DATA SHOWN >>
··········
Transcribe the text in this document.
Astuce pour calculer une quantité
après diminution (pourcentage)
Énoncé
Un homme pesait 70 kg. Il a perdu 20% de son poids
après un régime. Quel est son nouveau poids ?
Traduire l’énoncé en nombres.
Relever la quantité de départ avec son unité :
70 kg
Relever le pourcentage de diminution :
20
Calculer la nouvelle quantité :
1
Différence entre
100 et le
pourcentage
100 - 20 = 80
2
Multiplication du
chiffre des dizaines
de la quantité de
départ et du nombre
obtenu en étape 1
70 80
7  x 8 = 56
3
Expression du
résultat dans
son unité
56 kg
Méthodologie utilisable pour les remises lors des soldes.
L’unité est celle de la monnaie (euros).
··········
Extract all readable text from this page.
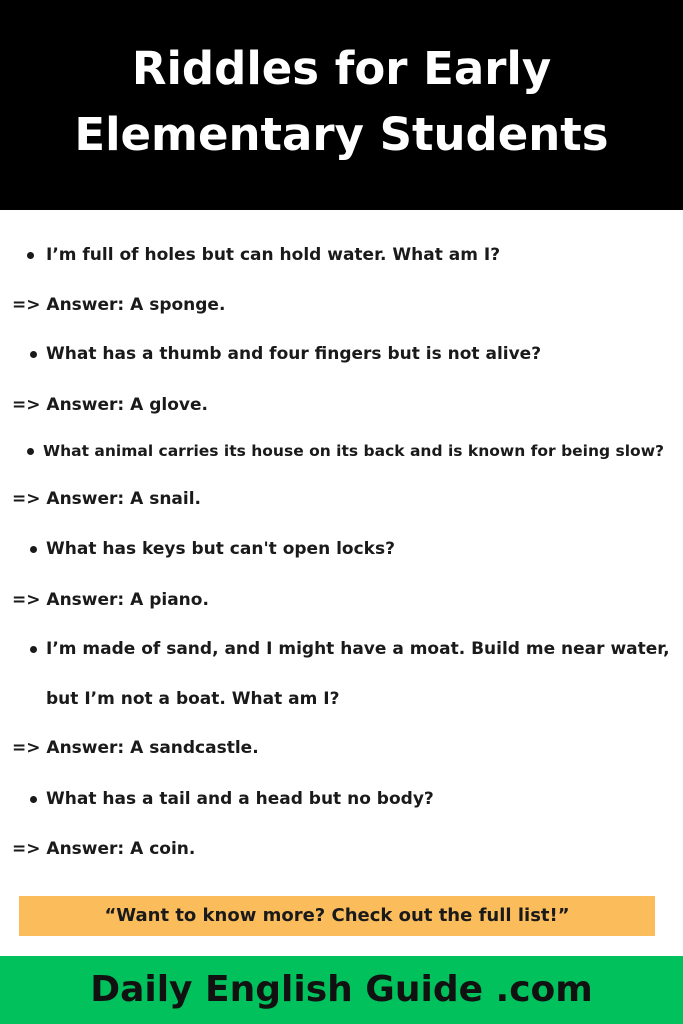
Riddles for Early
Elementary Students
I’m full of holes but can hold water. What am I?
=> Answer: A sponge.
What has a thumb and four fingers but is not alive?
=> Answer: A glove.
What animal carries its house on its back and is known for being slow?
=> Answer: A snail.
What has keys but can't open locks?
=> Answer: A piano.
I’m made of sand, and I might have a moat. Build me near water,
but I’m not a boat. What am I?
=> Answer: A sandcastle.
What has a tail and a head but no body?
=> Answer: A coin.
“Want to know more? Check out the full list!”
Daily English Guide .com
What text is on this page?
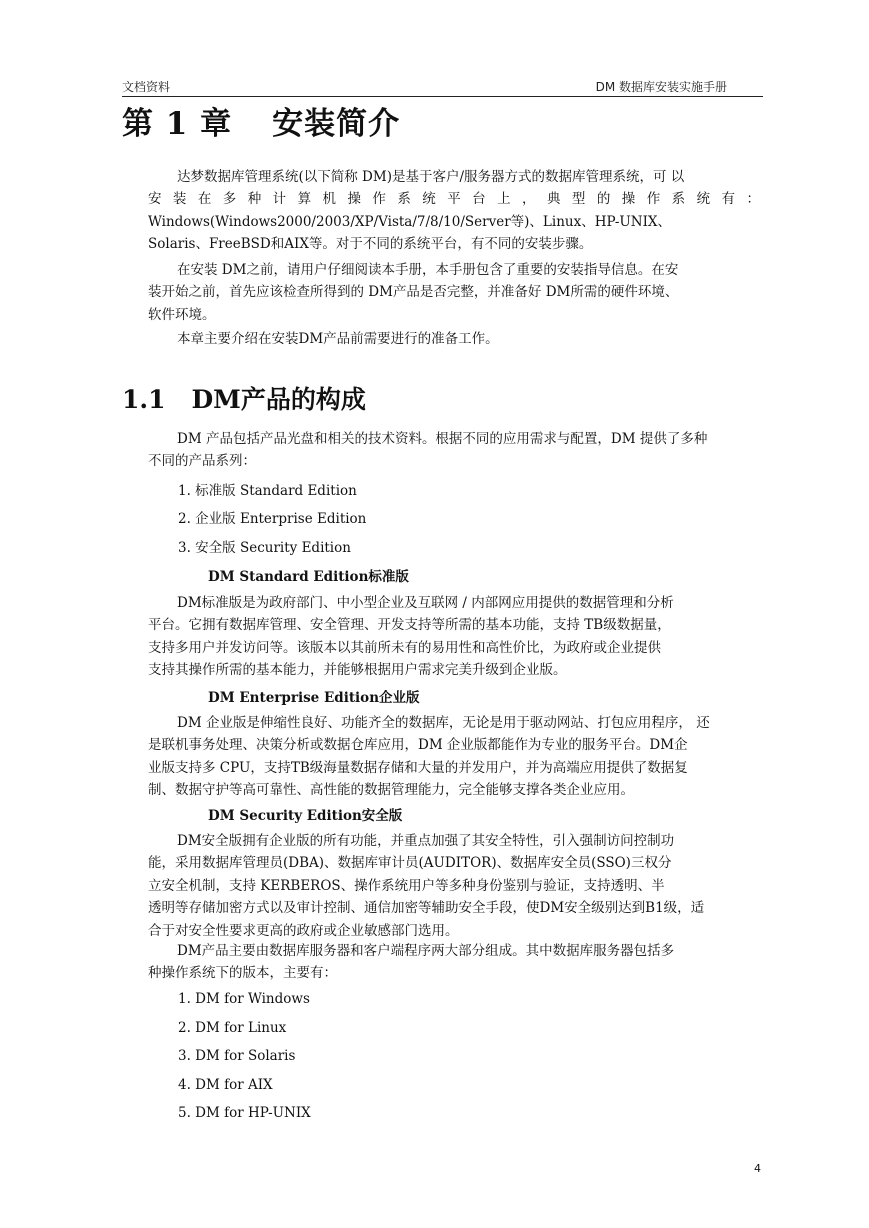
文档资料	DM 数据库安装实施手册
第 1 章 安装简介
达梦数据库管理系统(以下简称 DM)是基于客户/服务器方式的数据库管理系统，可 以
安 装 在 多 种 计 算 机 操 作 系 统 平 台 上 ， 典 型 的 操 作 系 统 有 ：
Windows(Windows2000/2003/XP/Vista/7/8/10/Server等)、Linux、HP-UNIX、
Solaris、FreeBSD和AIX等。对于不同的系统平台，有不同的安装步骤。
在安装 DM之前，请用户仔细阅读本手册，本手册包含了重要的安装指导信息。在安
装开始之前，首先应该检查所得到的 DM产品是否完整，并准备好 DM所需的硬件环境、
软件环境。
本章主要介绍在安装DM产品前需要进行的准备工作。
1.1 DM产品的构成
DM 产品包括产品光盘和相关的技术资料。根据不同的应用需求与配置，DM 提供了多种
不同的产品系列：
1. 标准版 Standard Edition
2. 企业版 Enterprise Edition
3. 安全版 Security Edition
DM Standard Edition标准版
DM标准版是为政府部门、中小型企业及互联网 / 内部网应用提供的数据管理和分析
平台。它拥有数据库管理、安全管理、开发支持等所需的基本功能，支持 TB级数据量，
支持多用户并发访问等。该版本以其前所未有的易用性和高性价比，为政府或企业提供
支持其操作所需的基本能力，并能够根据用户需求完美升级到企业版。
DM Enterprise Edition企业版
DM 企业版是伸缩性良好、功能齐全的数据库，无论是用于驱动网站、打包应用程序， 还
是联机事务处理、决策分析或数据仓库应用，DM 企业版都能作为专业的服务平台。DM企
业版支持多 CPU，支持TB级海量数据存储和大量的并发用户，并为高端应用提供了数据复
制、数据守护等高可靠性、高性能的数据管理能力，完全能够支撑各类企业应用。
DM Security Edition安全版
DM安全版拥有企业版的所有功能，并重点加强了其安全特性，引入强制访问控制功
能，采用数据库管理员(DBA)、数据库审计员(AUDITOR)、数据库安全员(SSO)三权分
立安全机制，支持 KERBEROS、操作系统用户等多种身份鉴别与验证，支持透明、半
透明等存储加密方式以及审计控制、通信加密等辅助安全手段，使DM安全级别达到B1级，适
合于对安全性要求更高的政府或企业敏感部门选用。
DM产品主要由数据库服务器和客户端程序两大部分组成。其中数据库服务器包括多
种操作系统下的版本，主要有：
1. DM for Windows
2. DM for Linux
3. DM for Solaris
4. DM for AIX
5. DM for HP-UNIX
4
··········
From the records, copy every line that has the string "UNIX" in it.

Windows(Windows2000/2003/XP/Vista/7/8/10/Server等)、Linux、HP-UNIX、
5. DM for HP-UNIX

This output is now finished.